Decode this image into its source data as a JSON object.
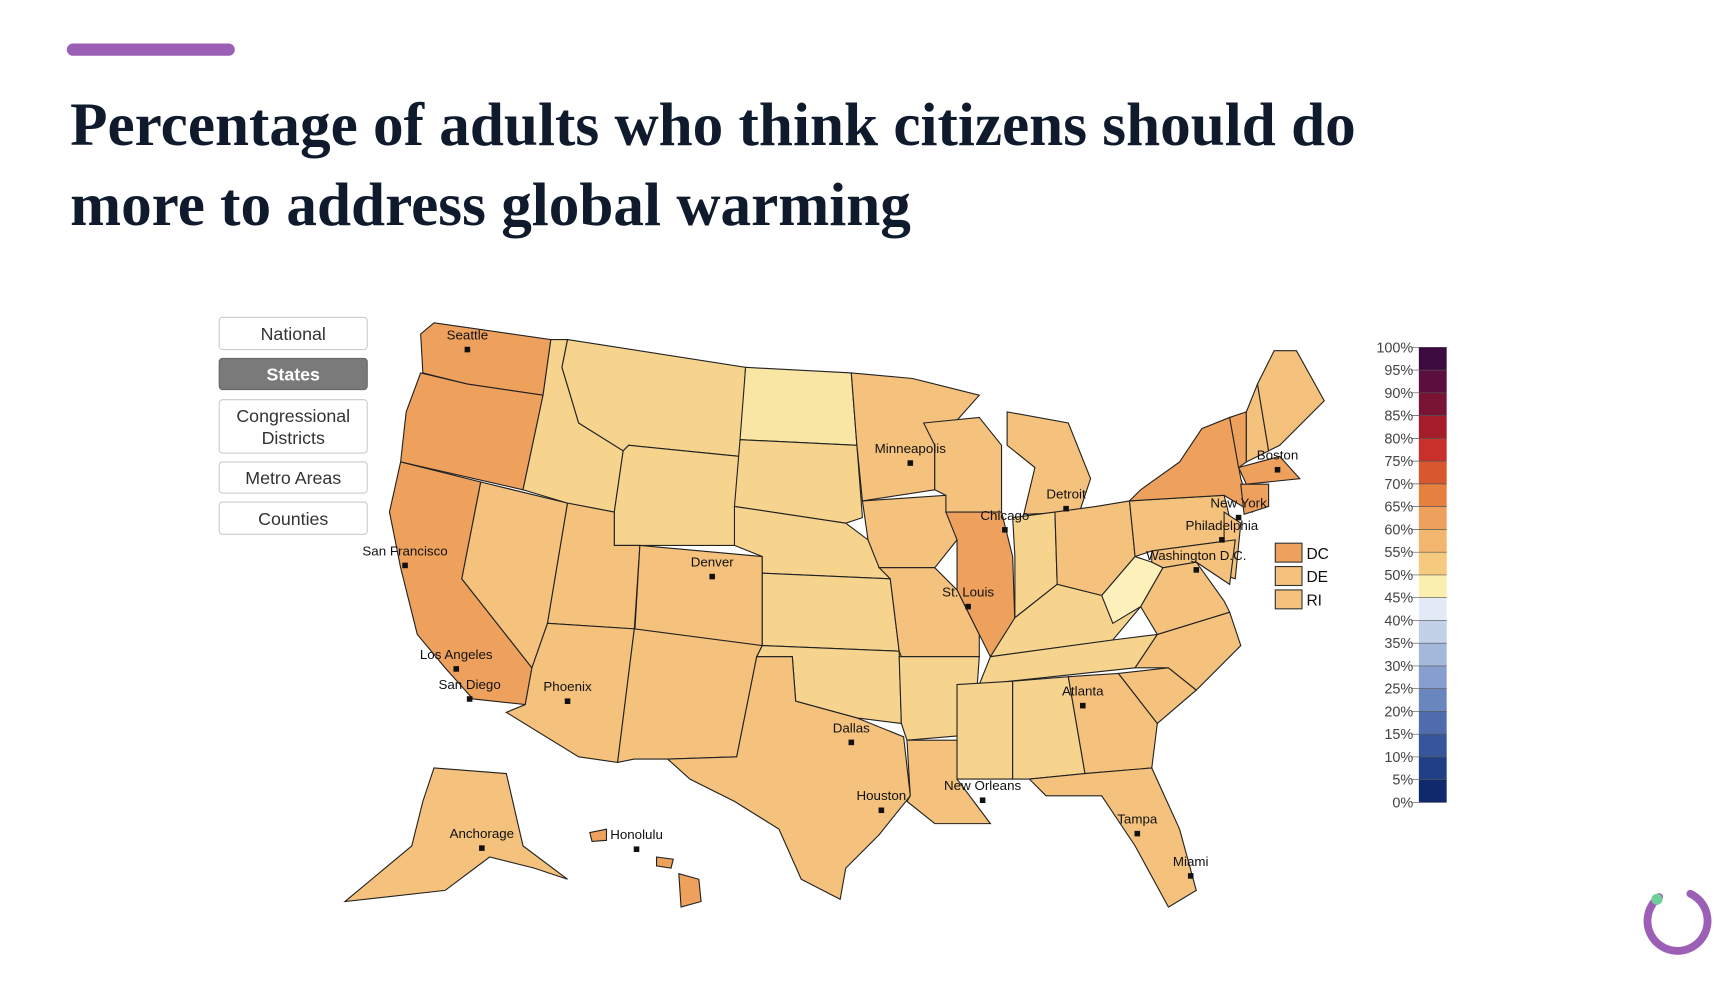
{
  "header": {
    "title_lines": [
      "Percentage of adults who think citizens should do",
      "more to address global warming"
    ]
  },
  "buttons": [
    {
      "lines": [
        "National"
      ]
    },
    {
      "lines": [
        "States"
      ]
    },
    {
      "lines": [
        "Congressional",
        "Districts"
      ]
    },
    {
      "lines": [
        "Metro Areas"
      ]
    },
    {
      "lines": [
        "Counties"
      ]
    }
  ],
  "map": {
    "cities": [
      "Seattle",
      "Minneapolis",
      "Chicago",
      "Detroit",
      "Boston",
      "New York",
      "Philadelphia",
      "Washington D.C.",
      "San Francisco",
      "Denver",
      "St. Louis",
      "Los Angeles",
      "San Diego",
      "Phoenix",
      "Atlanta",
      "Dallas",
      "Houston",
      "New Orleans",
      "Tampa",
      "Miami",
      "Anchorage",
      "Honolulu"
    ],
    "small_states": [
      "DC",
      "DE",
      "RI"
    ]
  },
  "legend": {
    "labels": [
      "100%",
      "95%",
      "90%",
      "85%",
      "80%",
      "75%",
      "70%",
      "65%",
      "60%",
      "55%",
      "50%",
      "45%",
      "40%",
      "35%",
      "30%",
      "25%",
      "20%",
      "15%",
      "10%",
      "5%",
      "0%"
    ]
  }
}
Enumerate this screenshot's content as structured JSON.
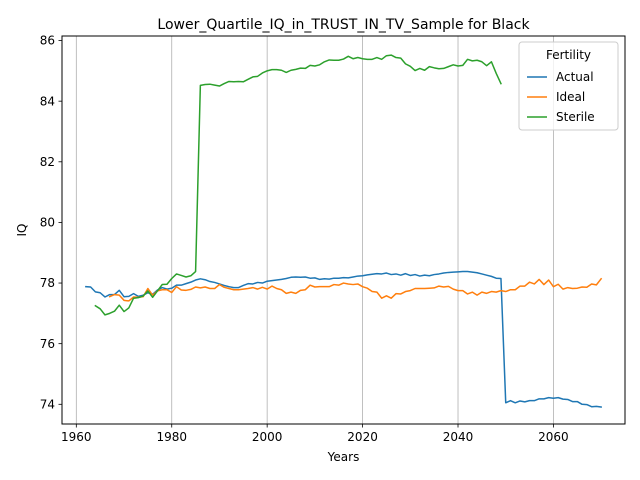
{
  "chart_data": {
    "type": "line",
    "title": "Lower_Quartile_IQ_in_TRUST_IN_TV_Sample for Black",
    "xlabel": "Years",
    "ylabel": "IQ",
    "xlim": [
      1957,
      2075
    ],
    "ylim": [
      73.35,
      86.15
    ],
    "xticks": [
      1960,
      1980,
      2000,
      2020,
      2040,
      2060
    ],
    "yticks": [
      74,
      76,
      78,
      80,
      82,
      84,
      86
    ],
    "grid": "vertical",
    "legend": {
      "title": "Fertility",
      "position": "top-right"
    },
    "series": [
      {
        "name": "Actual",
        "color": "#1f77b4",
        "x": [
          1962,
          1963,
          1964,
          1965,
          1966,
          1967,
          1968,
          1969,
          1970,
          1971,
          1972,
          1973,
          1974,
          1975,
          1976,
          1977,
          1978,
          1979,
          1980,
          1981,
          1982,
          1983,
          1984,
          1985,
          1986,
          1987,
          1988,
          1989,
          1990,
          1991,
          1992,
          1993,
          1994,
          1995,
          1996,
          1997,
          1998,
          1999,
          2000,
          2001,
          2002,
          2003,
          2004,
          2005,
          2006,
          2007,
          2008,
          2009,
          2010,
          2011,
          2012,
          2013,
          2014,
          2015,
          2016,
          2017,
          2018,
          2019,
          2020,
          2021,
          2022,
          2023,
          2024,
          2025,
          2026,
          2027,
          2028,
          2029,
          2030,
          2031,
          2032,
          2033,
          2034,
          2035,
          2036,
          2037,
          2038,
          2039,
          2040,
          2041,
          2042,
          2043,
          2044,
          2045,
          2046,
          2047,
          2048,
          2049,
          2050,
          2051,
          2052,
          2053,
          2054,
          2055,
          2056,
          2057,
          2058,
          2059,
          2060,
          2061,
          2062,
          2063,
          2064,
          2065,
          2066,
          2067,
          2068,
          2069,
          2070
        ],
        "y": [
          77.88,
          77.87,
          77.71,
          77.68,
          77.54,
          77.62,
          77.62,
          77.76,
          77.55,
          77.56,
          77.65,
          77.56,
          77.6,
          77.68,
          77.63,
          77.77,
          77.85,
          77.8,
          77.83,
          77.93,
          77.93,
          77.98,
          78.03,
          78.1,
          78.14,
          78.11,
          78.05,
          78.02,
          77.97,
          77.92,
          77.88,
          77.85,
          77.85,
          77.92,
          77.98,
          77.97,
          78.02,
          78.0,
          78.06,
          78.08,
          78.1,
          78.12,
          78.15,
          78.19,
          78.2,
          78.19,
          78.2,
          78.16,
          78.17,
          78.12,
          78.14,
          78.13,
          78.16,
          78.16,
          78.18,
          78.17,
          78.2,
          78.23,
          78.24,
          78.27,
          78.29,
          78.31,
          78.3,
          78.33,
          78.28,
          78.3,
          78.26,
          78.31,
          78.25,
          78.28,
          78.23,
          78.26,
          78.24,
          78.28,
          78.3,
          78.33,
          78.35,
          78.36,
          78.37,
          78.38,
          78.38,
          78.36,
          78.34,
          78.3,
          78.26,
          78.22,
          78.16,
          78.15,
          74.05,
          74.12,
          74.05,
          74.11,
          74.08,
          74.12,
          74.12,
          74.18,
          74.18,
          74.22,
          74.2,
          74.22,
          74.17,
          74.16,
          74.09,
          74.09,
          74.0,
          73.99,
          73.92,
          73.93,
          73.91
        ]
      },
      {
        "name": "Ideal",
        "color": "#ff7f0e",
        "x": [
          1967,
          1968,
          1969,
          1970,
          1971,
          1972,
          1973,
          1974,
          1975,
          1976,
          1977,
          1978,
          1979,
          1980,
          1981,
          1982,
          1983,
          1984,
          1985,
          1986,
          1987,
          1988,
          1989,
          1990,
          1991,
          1992,
          1993,
          1994,
          1995,
          1996,
          1997,
          1998,
          1999,
          2000,
          2001,
          2002,
          2003,
          2004,
          2005,
          2006,
          2007,
          2008,
          2009,
          2010,
          2011,
          2012,
          2013,
          2014,
          2015,
          2016,
          2017,
          2018,
          2019,
          2020,
          2021,
          2022,
          2023,
          2024,
          2025,
          2026,
          2027,
          2028,
          2029,
          2030,
          2031,
          2032,
          2033,
          2034,
          2035,
          2036,
          2037,
          2038,
          2039,
          2040,
          2041,
          2042,
          2043,
          2044,
          2045,
          2046,
          2047,
          2048,
          2049,
          2050,
          2051,
          2052,
          2053,
          2054,
          2055,
          2056,
          2057,
          2058,
          2059,
          2060,
          2061,
          2062,
          2063,
          2064,
          2065,
          2066,
          2067,
          2068,
          2069,
          2070
        ],
        "y": [
          77.55,
          77.62,
          77.6,
          77.43,
          77.41,
          77.54,
          77.53,
          77.55,
          77.82,
          77.6,
          77.74,
          77.78,
          77.78,
          77.69,
          77.88,
          77.77,
          77.76,
          77.79,
          77.87,
          77.84,
          77.87,
          77.82,
          77.82,
          77.95,
          77.86,
          77.82,
          77.78,
          77.78,
          77.8,
          77.82,
          77.85,
          77.8,
          77.86,
          77.8,
          77.9,
          77.82,
          77.78,
          77.66,
          77.7,
          77.66,
          77.76,
          77.78,
          77.93,
          77.87,
          77.88,
          77.88,
          77.88,
          77.95,
          77.93,
          78.0,
          77.97,
          77.95,
          77.97,
          77.88,
          77.83,
          77.72,
          77.7,
          77.5,
          77.58,
          77.5,
          77.65,
          77.64,
          77.72,
          77.75,
          77.82,
          77.82,
          77.82,
          77.83,
          77.84,
          77.9,
          77.87,
          77.89,
          77.8,
          77.75,
          77.75,
          77.64,
          77.7,
          77.6,
          77.7,
          77.66,
          77.72,
          77.7,
          77.75,
          77.72,
          77.78,
          77.78,
          77.9,
          77.9,
          78.03,
          77.97,
          78.12,
          77.95,
          78.1,
          77.88,
          77.96,
          77.8,
          77.85,
          77.82,
          77.83,
          77.87,
          77.86,
          77.97,
          77.94,
          78.14
        ]
      },
      {
        "name": "Sterile",
        "color": "#2ca02c",
        "x": [
          1964,
          1965,
          1966,
          1967,
          1968,
          1969,
          1970,
          1971,
          1972,
          1973,
          1974,
          1975,
          1976,
          1977,
          1978,
          1979,
          1980,
          1981,
          1982,
          1983,
          1984,
          1985,
          1986,
          1987,
          1988,
          1989,
          1990,
          1991,
          1992,
          1993,
          1994,
          1995,
          1996,
          1997,
          1998,
          1999,
          2000,
          2001,
          2002,
          2003,
          2004,
          2005,
          2006,
          2007,
          2008,
          2009,
          2010,
          2011,
          2012,
          2013,
          2014,
          2015,
          2016,
          2017,
          2018,
          2019,
          2020,
          2021,
          2022,
          2023,
          2024,
          2025,
          2026,
          2027,
          2028,
          2029,
          2030,
          2031,
          2032,
          2033,
          2034,
          2035,
          2036,
          2037,
          2038,
          2039,
          2040,
          2041,
          2042,
          2043,
          2044,
          2045,
          2046,
          2047,
          2048,
          2049
        ],
        "y": [
          77.25,
          77.15,
          76.95,
          77.0,
          77.07,
          77.27,
          77.06,
          77.18,
          77.5,
          77.52,
          77.57,
          77.74,
          77.53,
          77.74,
          77.95,
          77.96,
          78.15,
          78.3,
          78.25,
          78.2,
          78.24,
          78.38,
          84.52,
          84.55,
          84.56,
          84.53,
          84.5,
          84.58,
          84.65,
          84.64,
          84.65,
          84.64,
          84.72,
          84.8,
          84.82,
          84.93,
          85.0,
          85.04,
          85.04,
          85.02,
          84.95,
          85.02,
          85.05,
          85.09,
          85.08,
          85.18,
          85.16,
          85.2,
          85.3,
          85.36,
          85.35,
          85.35,
          85.39,
          85.48,
          85.4,
          85.44,
          85.4,
          85.38,
          85.38,
          85.44,
          85.38,
          85.5,
          85.52,
          85.44,
          85.42,
          85.23,
          85.15,
          85.01,
          85.08,
          85.02,
          85.14,
          85.1,
          85.07,
          85.08,
          85.14,
          85.2,
          85.16,
          85.18,
          85.38,
          85.33,
          85.35,
          85.3,
          85.17,
          85.3,
          84.92,
          84.58
        ]
      }
    ]
  }
}
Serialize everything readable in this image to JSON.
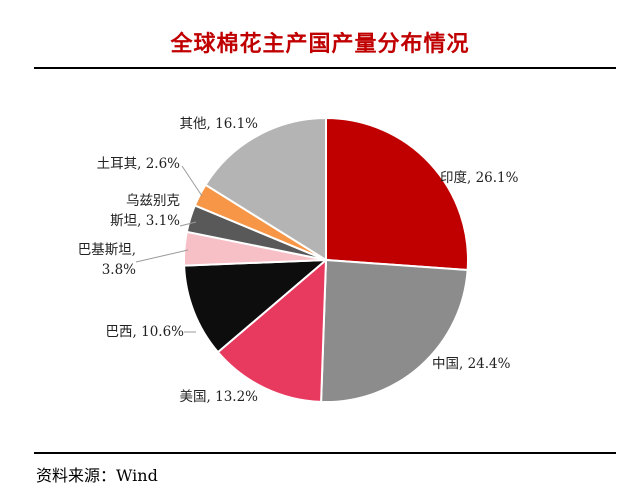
{
  "page": {
    "title": "全球棉花主产国产量分布情况",
    "source": "资料来源：Wind"
  },
  "chart_data": {
    "type": "pie",
    "title": "全球棉花主产国产量分布情况",
    "unit": "%",
    "slices": [
      {
        "label": "印度",
        "value": 26.1,
        "display": "印度, 26.1%",
        "color": "#c00000"
      },
      {
        "label": "中国",
        "value": 24.4,
        "display": "中国, 24.4%",
        "color": "#8c8c8c"
      },
      {
        "label": "美国",
        "value": 13.2,
        "display": "美国, 13.2%",
        "color": "#e8395f"
      },
      {
        "label": "巴西",
        "value": 10.6,
        "display": "巴西, 10.6%",
        "color": "#0d0d0d"
      },
      {
        "label": "巴基斯坦",
        "value": 3.8,
        "display": "巴基斯坦,\n3.8%",
        "color": "#f7bfc6"
      },
      {
        "label": "乌兹别克斯坦",
        "value": 3.1,
        "display": "乌兹别克\n斯坦, 3.1%",
        "color": "#595959"
      },
      {
        "label": "土耳其",
        "value": 2.6,
        "display": "土耳其, 2.6%",
        "color": "#f79646"
      },
      {
        "label": "其他",
        "value": 16.1,
        "display": "其他, 16.1%",
        "color": "#b4b4b4"
      }
    ],
    "legend": "none"
  }
}
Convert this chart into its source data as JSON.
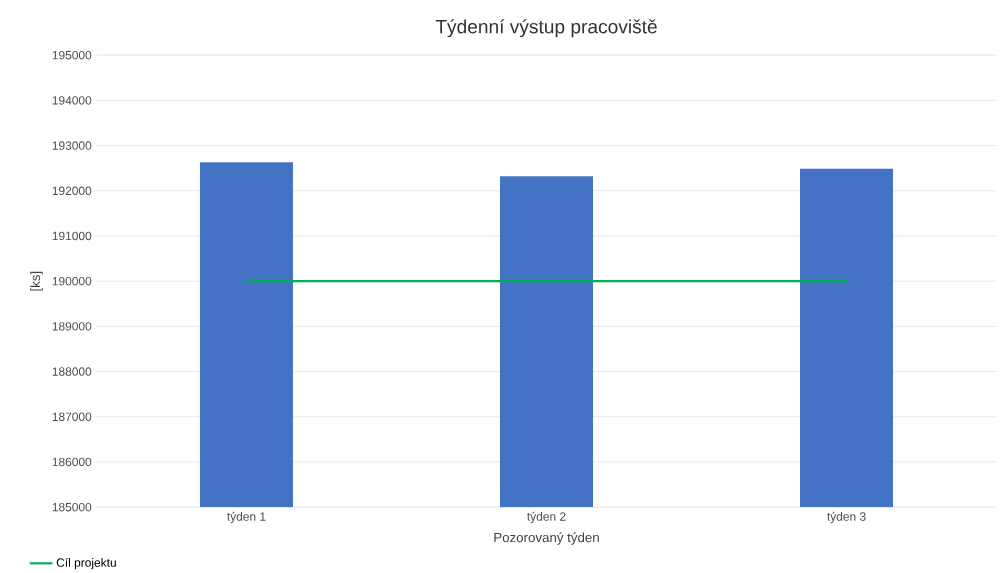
{
  "chart_data": {
    "type": "bar",
    "title": "Týdenní výstup pracoviště",
    "xlabel": "Pozorovaný týden",
    "ylabel": "[ks]",
    "categories": [
      "týden 1",
      "týden 2",
      "týden 3"
    ],
    "series": [
      {
        "color": "#4472c4",
        "values": [
          192630,
          192320,
          192490
        ]
      },
      {
        "type": "line",
        "name": "Cíl projektu",
        "color": "#00b050",
        "values": [
          190000,
          190000,
          190000
        ]
      }
    ],
    "ylim": [
      185000,
      195000
    ],
    "yticks": [
      185000,
      186000,
      187000,
      188000,
      189000,
      190000,
      191000,
      192000,
      193000,
      194000,
      195000
    ],
    "grid": "y",
    "legend": "bottom left"
  }
}
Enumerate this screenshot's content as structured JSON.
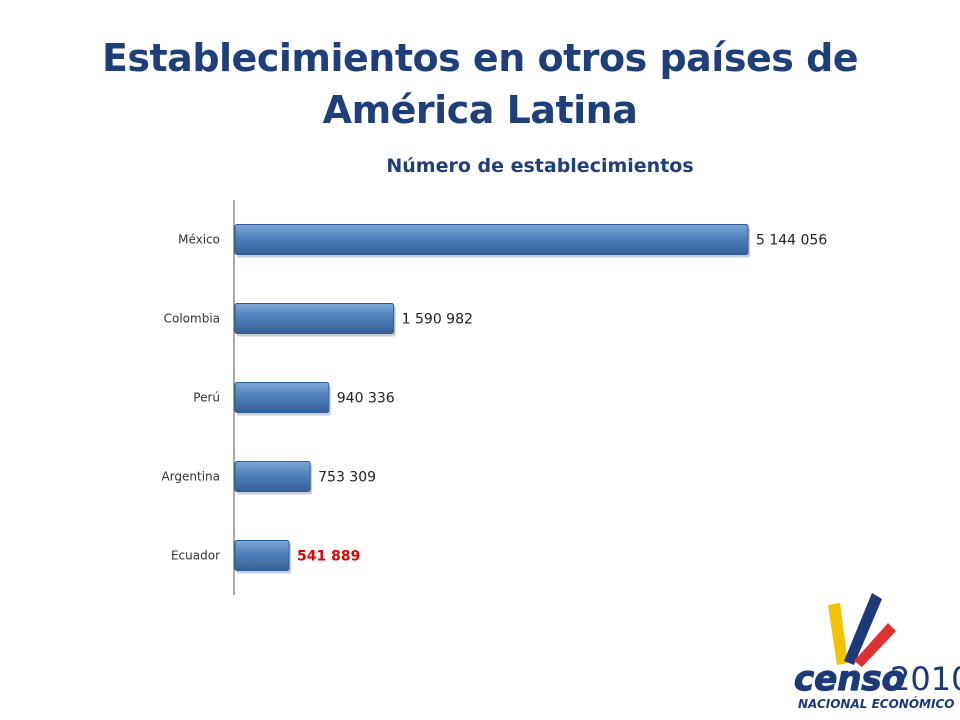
{
  "slide": {
    "title_line1": "Establecimientos en otros países de",
    "title_line2": "América Latina"
  },
  "logo": {
    "wordmark": "censo",
    "year": "2010",
    "tagline": "NACIONAL ECONÓMICO"
  },
  "colors": {
    "bar": "#4f81bd",
    "bar_dark": "#2f5f9a",
    "title": "#1f3f7a",
    "highlight_label": "#e00000",
    "logo_blue": "#1c3a7a",
    "logo_yellow": "#f3c200",
    "logo_red": "#e03030"
  },
  "chart_data": {
    "type": "bar",
    "orientation": "horizontal",
    "title": "Número de establecimientos",
    "categories": [
      "México",
      "Colombia",
      "Perú",
      "Argentina",
      "Ecuador"
    ],
    "values": [
      5144056,
      1590982,
      940336,
      753309,
      541889
    ],
    "data_labels": [
      "5 144 056",
      "1 590 982",
      "940 336",
      "753 309",
      "541 889"
    ],
    "highlight_category": "Ecuador",
    "xlim": [
      0,
      5144056
    ],
    "grid": false,
    "legend": "none"
  }
}
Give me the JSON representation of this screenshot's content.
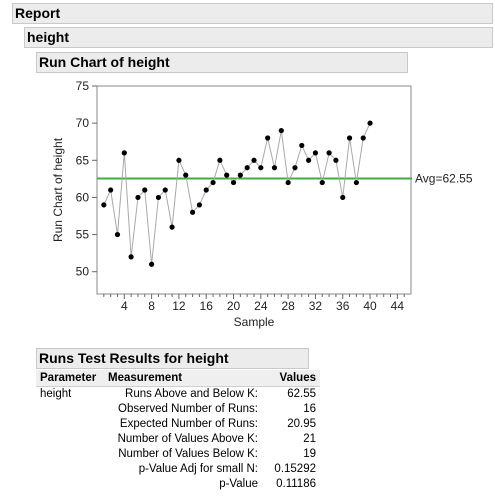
{
  "report": {
    "title": "Report"
  },
  "outline": {
    "variable": "height"
  },
  "run_chart": {
    "title": "Run Chart of height"
  },
  "chart_data": {
    "type": "line",
    "xlabel": "Sample",
    "ylabel": "Run Chart of height",
    "xlim": [
      0,
      46
    ],
    "ylim": [
      47,
      75
    ],
    "xticks": [
      4,
      8,
      12,
      16,
      20,
      24,
      28,
      32,
      36,
      40,
      44
    ],
    "yticks": [
      50,
      55,
      60,
      65,
      70,
      75
    ],
    "center_line": {
      "value": 62.55,
      "label": "Avg=62.55",
      "color": "#3fae3f"
    },
    "line_color": "#a9a9a9",
    "marker_color": "#000000",
    "x": [
      1,
      2,
      3,
      4,
      5,
      6,
      7,
      8,
      9,
      10,
      11,
      12,
      13,
      14,
      15,
      16,
      17,
      18,
      19,
      20,
      21,
      22,
      23,
      24,
      25,
      26,
      27,
      28,
      29,
      30,
      31,
      32,
      33,
      34,
      35,
      36,
      37,
      38,
      39,
      40
    ],
    "y": [
      59,
      61,
      55,
      66,
      52,
      60,
      61,
      51,
      60,
      61,
      56,
      65,
      63,
      58,
      59,
      61,
      62,
      65,
      63,
      62,
      63,
      64,
      65,
      64,
      68,
      64,
      69,
      62,
      64,
      67,
      65,
      66,
      62,
      66,
      65,
      60,
      68,
      62,
      68,
      70
    ]
  },
  "runs_test": {
    "title": "Runs Test Results for height",
    "headers": {
      "parameter": "Parameter",
      "measurement": "Measurement",
      "values": "Values"
    },
    "parameter": "height",
    "rows": [
      {
        "measurement": "Runs Above and Below K:",
        "value": "62.55"
      },
      {
        "measurement": "Observed Number of Runs:",
        "value": "16"
      },
      {
        "measurement": "Expected Number of Runs:",
        "value": "20.95"
      },
      {
        "measurement": "Number of Values Above K:",
        "value": "21"
      },
      {
        "measurement": "Number of Values Below K:",
        "value": "19"
      },
      {
        "measurement": "p-Value Adj for small N:",
        "value": "0.15292"
      },
      {
        "measurement": "p-Value",
        "value": "0.11186"
      }
    ]
  }
}
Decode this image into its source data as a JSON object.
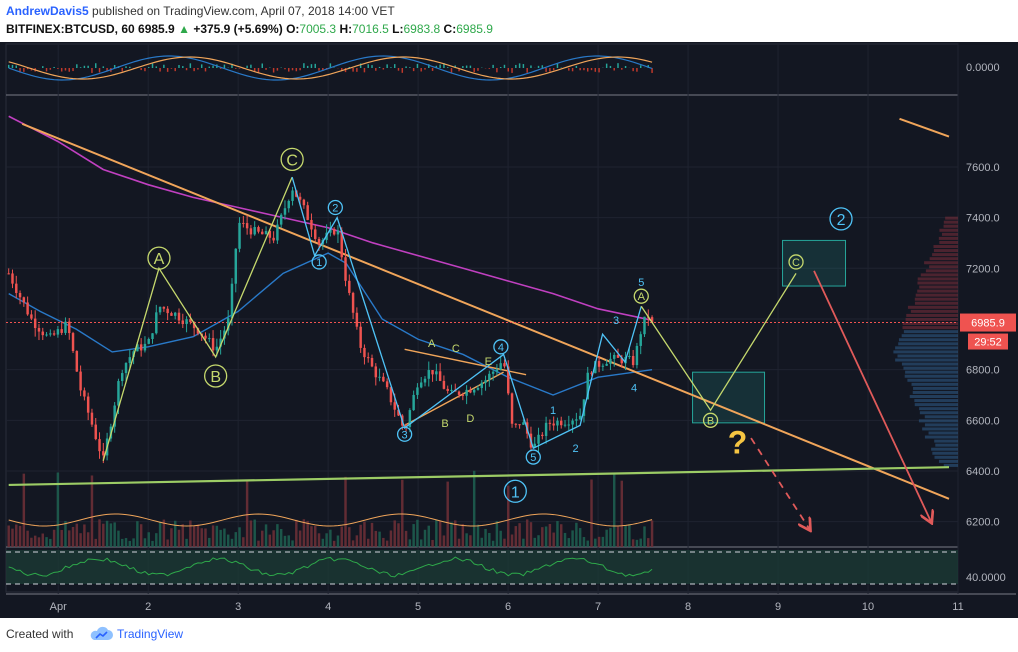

> [Do this] Using the material above, report each line where "ylabel" occurs.

> [Answer to the task]
    "ylabel": "IQ",
    "ylabel": "[ks]",
    "ylabel": "Run Chart of height",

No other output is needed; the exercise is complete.